Exercise prompt » Among the lines below, count those with "best". Give the total alone.

Collected data entries »
# # # #
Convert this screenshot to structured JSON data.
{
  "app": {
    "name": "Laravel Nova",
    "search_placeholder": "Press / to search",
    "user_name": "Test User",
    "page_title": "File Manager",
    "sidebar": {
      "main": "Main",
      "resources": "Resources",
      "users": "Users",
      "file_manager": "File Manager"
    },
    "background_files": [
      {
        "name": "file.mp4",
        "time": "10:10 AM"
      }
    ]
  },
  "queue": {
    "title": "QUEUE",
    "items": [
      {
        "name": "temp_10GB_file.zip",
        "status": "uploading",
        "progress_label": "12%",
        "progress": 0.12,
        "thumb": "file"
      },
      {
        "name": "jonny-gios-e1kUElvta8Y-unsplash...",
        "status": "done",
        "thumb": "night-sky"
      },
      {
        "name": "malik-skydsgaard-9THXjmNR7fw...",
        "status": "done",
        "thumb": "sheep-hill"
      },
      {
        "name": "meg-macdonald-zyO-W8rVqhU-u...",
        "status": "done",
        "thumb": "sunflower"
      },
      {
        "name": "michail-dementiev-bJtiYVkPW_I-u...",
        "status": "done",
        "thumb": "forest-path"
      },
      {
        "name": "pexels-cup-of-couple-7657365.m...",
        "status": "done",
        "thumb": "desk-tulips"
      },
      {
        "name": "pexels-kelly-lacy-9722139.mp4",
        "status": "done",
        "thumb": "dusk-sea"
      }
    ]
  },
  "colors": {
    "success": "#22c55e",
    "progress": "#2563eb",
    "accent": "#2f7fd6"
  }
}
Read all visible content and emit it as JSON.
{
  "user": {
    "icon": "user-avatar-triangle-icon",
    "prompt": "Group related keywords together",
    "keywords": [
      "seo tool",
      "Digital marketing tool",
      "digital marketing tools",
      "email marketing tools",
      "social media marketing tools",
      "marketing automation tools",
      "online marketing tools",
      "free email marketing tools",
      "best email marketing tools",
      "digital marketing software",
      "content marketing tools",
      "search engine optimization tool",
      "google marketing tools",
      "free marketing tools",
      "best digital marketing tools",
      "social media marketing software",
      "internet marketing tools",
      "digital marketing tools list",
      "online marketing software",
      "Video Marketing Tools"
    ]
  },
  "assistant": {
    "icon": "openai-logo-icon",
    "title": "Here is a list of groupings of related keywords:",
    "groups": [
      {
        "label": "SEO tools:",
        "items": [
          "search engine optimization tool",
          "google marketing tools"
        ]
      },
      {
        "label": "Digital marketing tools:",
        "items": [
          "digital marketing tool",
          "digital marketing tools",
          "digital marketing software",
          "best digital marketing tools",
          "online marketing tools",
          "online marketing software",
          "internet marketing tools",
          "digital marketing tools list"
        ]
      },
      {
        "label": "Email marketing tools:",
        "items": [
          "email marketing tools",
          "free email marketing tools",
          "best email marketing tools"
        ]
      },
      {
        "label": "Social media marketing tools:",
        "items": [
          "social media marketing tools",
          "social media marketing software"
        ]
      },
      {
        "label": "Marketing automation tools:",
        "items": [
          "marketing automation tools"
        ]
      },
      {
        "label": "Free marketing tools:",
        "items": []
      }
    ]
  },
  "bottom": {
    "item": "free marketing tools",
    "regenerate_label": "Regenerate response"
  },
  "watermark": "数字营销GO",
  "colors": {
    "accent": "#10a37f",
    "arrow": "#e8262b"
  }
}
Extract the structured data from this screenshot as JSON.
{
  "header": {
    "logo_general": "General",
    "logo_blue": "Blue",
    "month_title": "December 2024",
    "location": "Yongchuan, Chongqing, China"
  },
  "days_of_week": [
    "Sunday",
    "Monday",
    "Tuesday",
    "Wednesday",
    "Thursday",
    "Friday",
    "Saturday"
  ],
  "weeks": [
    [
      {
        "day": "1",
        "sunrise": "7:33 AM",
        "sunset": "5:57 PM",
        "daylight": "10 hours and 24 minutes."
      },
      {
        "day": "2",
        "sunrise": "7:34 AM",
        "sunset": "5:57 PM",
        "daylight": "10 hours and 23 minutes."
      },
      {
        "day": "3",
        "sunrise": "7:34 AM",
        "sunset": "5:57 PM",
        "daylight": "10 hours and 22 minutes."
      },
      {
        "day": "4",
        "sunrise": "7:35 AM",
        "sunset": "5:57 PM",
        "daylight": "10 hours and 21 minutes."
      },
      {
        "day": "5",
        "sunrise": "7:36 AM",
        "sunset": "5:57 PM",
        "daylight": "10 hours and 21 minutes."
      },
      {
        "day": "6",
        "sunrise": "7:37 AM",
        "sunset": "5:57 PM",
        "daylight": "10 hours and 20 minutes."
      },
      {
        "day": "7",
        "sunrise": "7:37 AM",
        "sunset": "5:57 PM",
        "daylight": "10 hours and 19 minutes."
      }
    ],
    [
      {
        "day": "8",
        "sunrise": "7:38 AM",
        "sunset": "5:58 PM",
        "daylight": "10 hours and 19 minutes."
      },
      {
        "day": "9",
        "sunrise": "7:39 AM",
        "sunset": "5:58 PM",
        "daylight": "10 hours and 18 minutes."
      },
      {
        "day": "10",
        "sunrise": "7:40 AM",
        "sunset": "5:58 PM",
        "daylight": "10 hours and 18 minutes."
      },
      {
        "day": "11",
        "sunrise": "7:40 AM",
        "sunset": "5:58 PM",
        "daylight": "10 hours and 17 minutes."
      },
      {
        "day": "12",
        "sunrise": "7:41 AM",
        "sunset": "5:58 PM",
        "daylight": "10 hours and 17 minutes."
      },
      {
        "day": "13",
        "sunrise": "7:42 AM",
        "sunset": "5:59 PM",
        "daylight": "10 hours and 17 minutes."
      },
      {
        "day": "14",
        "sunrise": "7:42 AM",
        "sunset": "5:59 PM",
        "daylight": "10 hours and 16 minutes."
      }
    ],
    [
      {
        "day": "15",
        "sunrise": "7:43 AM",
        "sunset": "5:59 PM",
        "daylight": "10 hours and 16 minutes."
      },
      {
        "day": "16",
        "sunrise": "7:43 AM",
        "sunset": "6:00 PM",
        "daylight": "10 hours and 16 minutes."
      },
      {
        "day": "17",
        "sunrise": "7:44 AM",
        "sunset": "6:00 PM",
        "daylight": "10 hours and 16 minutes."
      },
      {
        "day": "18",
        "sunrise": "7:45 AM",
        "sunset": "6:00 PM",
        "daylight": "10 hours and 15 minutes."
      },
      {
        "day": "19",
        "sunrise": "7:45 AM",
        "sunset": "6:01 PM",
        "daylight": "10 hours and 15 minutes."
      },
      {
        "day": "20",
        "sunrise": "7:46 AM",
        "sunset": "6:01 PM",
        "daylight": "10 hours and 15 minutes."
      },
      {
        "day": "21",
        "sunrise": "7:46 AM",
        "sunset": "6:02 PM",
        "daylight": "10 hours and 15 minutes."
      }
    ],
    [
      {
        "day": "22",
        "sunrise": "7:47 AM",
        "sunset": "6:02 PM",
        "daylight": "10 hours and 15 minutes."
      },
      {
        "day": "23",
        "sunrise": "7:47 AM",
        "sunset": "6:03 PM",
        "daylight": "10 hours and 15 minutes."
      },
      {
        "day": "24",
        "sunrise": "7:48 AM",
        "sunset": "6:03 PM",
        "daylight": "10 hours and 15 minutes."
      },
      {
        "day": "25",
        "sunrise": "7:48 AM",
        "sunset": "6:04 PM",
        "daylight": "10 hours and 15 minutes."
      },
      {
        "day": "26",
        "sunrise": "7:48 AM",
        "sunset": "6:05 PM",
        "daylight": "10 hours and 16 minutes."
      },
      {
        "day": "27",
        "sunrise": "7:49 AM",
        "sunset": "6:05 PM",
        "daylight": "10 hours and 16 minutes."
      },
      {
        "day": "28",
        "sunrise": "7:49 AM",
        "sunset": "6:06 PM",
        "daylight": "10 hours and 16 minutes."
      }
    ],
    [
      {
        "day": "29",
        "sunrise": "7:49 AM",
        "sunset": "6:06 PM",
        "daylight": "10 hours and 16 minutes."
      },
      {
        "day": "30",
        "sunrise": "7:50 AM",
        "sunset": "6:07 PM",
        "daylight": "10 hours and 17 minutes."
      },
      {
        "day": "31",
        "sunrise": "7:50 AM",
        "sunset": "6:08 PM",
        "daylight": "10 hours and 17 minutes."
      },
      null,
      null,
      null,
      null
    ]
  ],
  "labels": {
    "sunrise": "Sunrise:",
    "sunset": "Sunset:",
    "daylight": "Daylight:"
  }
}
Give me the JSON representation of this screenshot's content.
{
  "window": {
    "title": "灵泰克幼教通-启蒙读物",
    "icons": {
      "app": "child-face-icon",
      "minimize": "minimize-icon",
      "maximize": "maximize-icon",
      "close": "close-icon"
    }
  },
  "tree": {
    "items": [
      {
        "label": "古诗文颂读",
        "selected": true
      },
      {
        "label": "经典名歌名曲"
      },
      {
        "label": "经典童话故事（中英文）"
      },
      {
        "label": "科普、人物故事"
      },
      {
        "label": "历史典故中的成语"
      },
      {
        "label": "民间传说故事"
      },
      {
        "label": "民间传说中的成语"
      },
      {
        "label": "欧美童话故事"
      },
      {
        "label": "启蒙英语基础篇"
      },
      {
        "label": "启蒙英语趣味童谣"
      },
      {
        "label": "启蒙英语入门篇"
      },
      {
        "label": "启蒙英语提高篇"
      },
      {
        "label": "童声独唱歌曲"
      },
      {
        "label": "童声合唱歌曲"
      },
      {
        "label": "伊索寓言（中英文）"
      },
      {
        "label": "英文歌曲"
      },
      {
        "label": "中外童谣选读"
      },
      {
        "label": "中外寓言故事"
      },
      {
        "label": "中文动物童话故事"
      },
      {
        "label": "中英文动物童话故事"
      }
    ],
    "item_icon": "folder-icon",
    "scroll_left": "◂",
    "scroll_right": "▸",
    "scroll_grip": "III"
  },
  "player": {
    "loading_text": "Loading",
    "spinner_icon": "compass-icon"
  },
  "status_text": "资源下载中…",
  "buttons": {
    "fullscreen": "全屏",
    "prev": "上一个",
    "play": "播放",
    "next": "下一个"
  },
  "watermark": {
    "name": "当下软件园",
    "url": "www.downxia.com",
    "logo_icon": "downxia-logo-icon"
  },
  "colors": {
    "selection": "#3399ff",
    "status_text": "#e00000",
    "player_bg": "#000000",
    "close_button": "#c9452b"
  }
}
# # # #
Answer to the exercise » 4